## WORK TO COMPLETE
Could you extract every line of the records below word for word, leaving out the pictures?

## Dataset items
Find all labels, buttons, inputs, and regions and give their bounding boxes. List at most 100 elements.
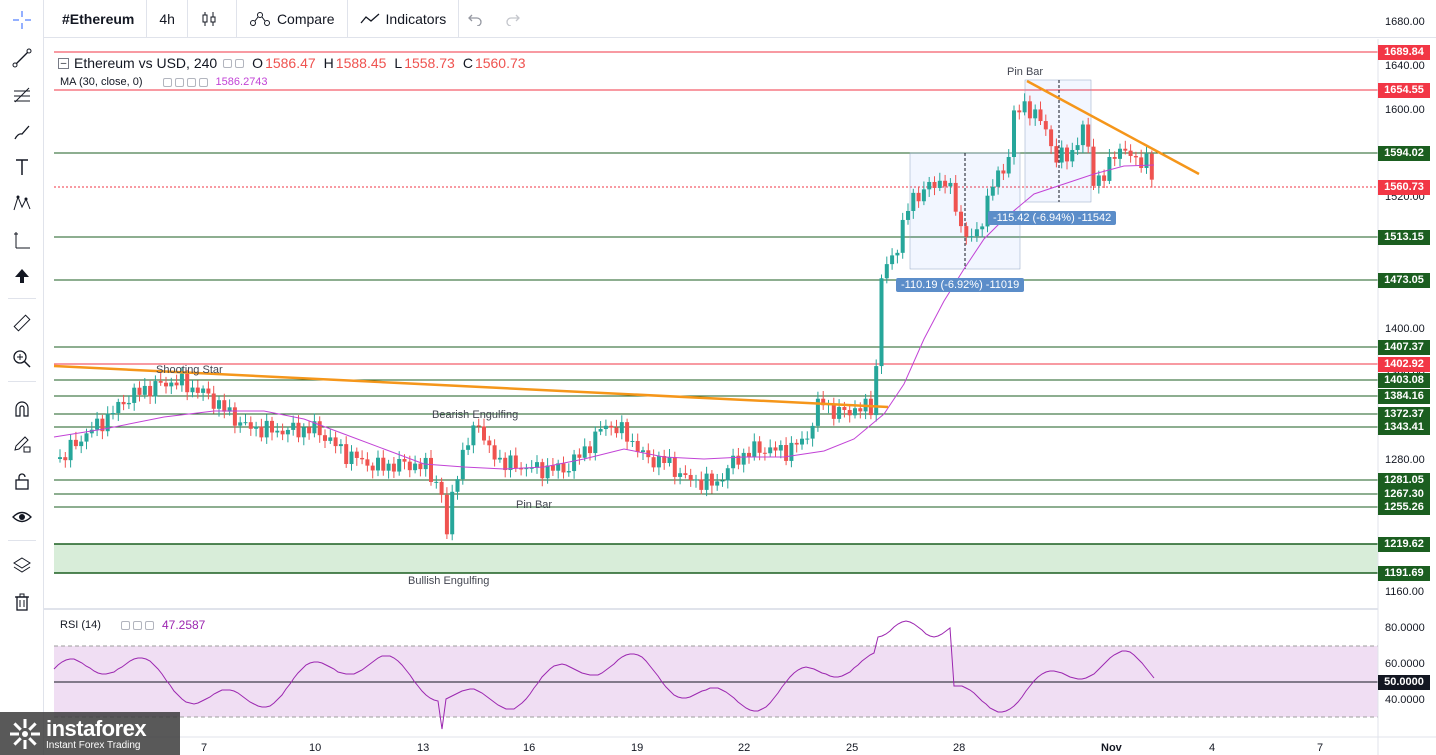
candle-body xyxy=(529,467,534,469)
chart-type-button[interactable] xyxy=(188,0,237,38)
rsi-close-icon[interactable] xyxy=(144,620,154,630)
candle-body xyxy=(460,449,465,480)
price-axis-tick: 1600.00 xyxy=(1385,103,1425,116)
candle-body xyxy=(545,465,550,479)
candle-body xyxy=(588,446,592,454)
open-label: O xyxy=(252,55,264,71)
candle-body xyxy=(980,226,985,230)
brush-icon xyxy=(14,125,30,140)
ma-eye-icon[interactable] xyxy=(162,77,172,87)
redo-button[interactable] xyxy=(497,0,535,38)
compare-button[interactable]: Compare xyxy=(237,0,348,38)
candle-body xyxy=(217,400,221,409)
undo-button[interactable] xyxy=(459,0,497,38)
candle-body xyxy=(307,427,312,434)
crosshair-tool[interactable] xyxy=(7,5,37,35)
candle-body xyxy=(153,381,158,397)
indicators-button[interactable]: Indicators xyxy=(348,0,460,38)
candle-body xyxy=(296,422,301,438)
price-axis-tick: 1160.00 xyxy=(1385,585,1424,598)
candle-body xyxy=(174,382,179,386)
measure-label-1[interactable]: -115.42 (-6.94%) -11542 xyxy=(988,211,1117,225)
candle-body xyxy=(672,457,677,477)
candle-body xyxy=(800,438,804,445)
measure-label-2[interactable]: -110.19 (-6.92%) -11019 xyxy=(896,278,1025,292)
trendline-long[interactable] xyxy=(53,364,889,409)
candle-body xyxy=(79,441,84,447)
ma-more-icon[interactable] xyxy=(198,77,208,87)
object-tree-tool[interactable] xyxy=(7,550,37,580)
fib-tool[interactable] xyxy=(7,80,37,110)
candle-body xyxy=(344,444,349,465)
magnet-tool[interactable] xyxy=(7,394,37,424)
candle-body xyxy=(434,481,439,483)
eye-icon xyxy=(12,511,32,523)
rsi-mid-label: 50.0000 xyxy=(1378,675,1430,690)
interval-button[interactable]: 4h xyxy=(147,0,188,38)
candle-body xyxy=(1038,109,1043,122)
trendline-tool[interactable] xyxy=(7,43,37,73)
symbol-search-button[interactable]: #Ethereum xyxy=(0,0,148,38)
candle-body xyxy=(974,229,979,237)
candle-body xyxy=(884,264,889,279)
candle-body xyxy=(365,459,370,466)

## FULL OUTPUT
Find all labels, buttons, inputs, and regions and give their bounding boxes. List at most 100 elements.
candle-body xyxy=(529,467,534,469)
chart-type-button[interactable] xyxy=(188,0,237,38)
rsi-close-icon[interactable] xyxy=(144,620,154,630)
candle-body xyxy=(460,449,465,480)
price-axis-tick: 1600.00 xyxy=(1385,103,1425,116)
candle-body xyxy=(545,465,550,479)
candle-body xyxy=(588,446,592,454)
open-label: O xyxy=(252,55,264,71)
candle-body xyxy=(980,226,985,230)
brush-icon xyxy=(14,125,30,140)
ma-eye-icon[interactable] xyxy=(162,77,172,87)
redo-button[interactable] xyxy=(497,0,535,38)
compare-button[interactable]: Compare xyxy=(237,0,348,38)
candle-body xyxy=(217,400,221,409)
undo-button[interactable] xyxy=(459,0,497,38)
candle-body xyxy=(307,427,312,434)
crosshair-tool[interactable] xyxy=(7,5,37,35)
candle-body xyxy=(153,381,158,397)
indicators-button[interactable]: Indicators xyxy=(348,0,460,38)
candle-body xyxy=(296,422,301,438)
price-axis-tick: 1160.00 xyxy=(1385,585,1424,598)
candle-body xyxy=(174,382,179,386)
measure-label-1[interactable]: -115.42 (-6.94%) -11542 xyxy=(988,211,1117,225)
candle-body xyxy=(672,457,677,477)
candle-body xyxy=(800,438,804,445)
measure-label-2[interactable]: -110.19 (-6.92%) -11019 xyxy=(896,278,1025,292)
trendline-long[interactable] xyxy=(53,364,889,409)
candle-body xyxy=(79,441,84,447)
ma-more-icon[interactable] xyxy=(198,77,208,87)
object-tree-tool[interactable] xyxy=(7,550,37,580)
fib-tool[interactable] xyxy=(7,80,37,110)
candle-body xyxy=(344,444,349,465)
magnet-tool[interactable] xyxy=(7,394,37,424)
candle-body xyxy=(434,481,439,483)
eye-icon xyxy=(12,511,32,523)
rsi-mid-label: 50.0000 xyxy=(1378,675,1430,690)
interval-button[interactable]: 4h xyxy=(147,0,188,38)
candle-body xyxy=(1038,109,1043,122)
trendline-tool[interactable] xyxy=(7,43,37,73)
symbol-search-button[interactable]: #Ethereum xyxy=(0,0,148,38)
candle-body xyxy=(974,229,979,237)
candle-body xyxy=(884,264,889,279)
candle-body xyxy=(365,459,370,466)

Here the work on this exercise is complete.